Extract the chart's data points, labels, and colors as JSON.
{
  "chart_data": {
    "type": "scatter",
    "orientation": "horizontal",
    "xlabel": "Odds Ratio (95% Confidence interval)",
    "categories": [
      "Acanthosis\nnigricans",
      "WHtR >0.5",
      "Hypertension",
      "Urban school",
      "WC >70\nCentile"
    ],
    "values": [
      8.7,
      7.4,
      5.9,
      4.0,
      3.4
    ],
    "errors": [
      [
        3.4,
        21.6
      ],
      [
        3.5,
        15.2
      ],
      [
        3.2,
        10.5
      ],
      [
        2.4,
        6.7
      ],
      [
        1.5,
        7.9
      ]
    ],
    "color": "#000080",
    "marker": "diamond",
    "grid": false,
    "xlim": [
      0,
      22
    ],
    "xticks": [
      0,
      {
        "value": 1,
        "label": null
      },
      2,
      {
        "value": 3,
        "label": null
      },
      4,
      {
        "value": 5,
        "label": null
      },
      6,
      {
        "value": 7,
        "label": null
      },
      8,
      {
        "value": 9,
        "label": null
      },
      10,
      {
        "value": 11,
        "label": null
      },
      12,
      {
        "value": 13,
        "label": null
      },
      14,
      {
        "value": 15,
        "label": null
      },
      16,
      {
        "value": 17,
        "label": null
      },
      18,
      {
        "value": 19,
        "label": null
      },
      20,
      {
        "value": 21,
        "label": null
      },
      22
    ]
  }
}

▶ WHAT IS REQUIRED
Make an exact copy of every entry.

▶ WRITTEN REPLY
Extract the chart's data points, labels, and colors as JSON.
{
  "chart_data": {
    "type": "scatter",
    "orientation": "horizontal",
    "xlabel": "Odds Ratio (95% Confidence interval)",
    "categories": [
      "Acanthosis\nnigricans",
      "WHtR >0.5",
      "Hypertension",
      "Urban school",
      "WC >70\nCentile"
    ],
    "values": [
      8.7,
      7.4,
      5.9,
      4.0,
      3.4
    ],
    "errors": [
      [
        3.4,
        21.6
      ],
      [
        3.5,
        15.2
      ],
      [
        3.2,
        10.5
      ],
      [
        2.4,
        6.7
      ],
      [
        1.5,
        7.9
      ]
    ],
    "color": "#000080",
    "marker": "diamond",
    "grid": false,
    "xlim": [
      0,
      22
    ],
    "xticks": [
      0,
      {
        "value": 1,
        "label": null
      },
      2,
      {
        "value": 3,
        "label": null
      },
      4,
      {
        "value": 5,
        "label": null
      },
      6,
      {
        "value": 7,
        "label": null
      },
      8,
      {
        "value": 9,
        "label": null
      },
      10,
      {
        "value": 11,
        "label": null
      },
      12,
      {
        "value": 13,
        "label": null
      },
      14,
      {
        "value": 15,
        "label": null
      },
      16,
      {
        "value": 17,
        "label": null
      },
      18,
      {
        "value": 19,
        "label": null
      },
      20,
      {
        "value": 21,
        "label": null
      },
      22
    ]
  }
}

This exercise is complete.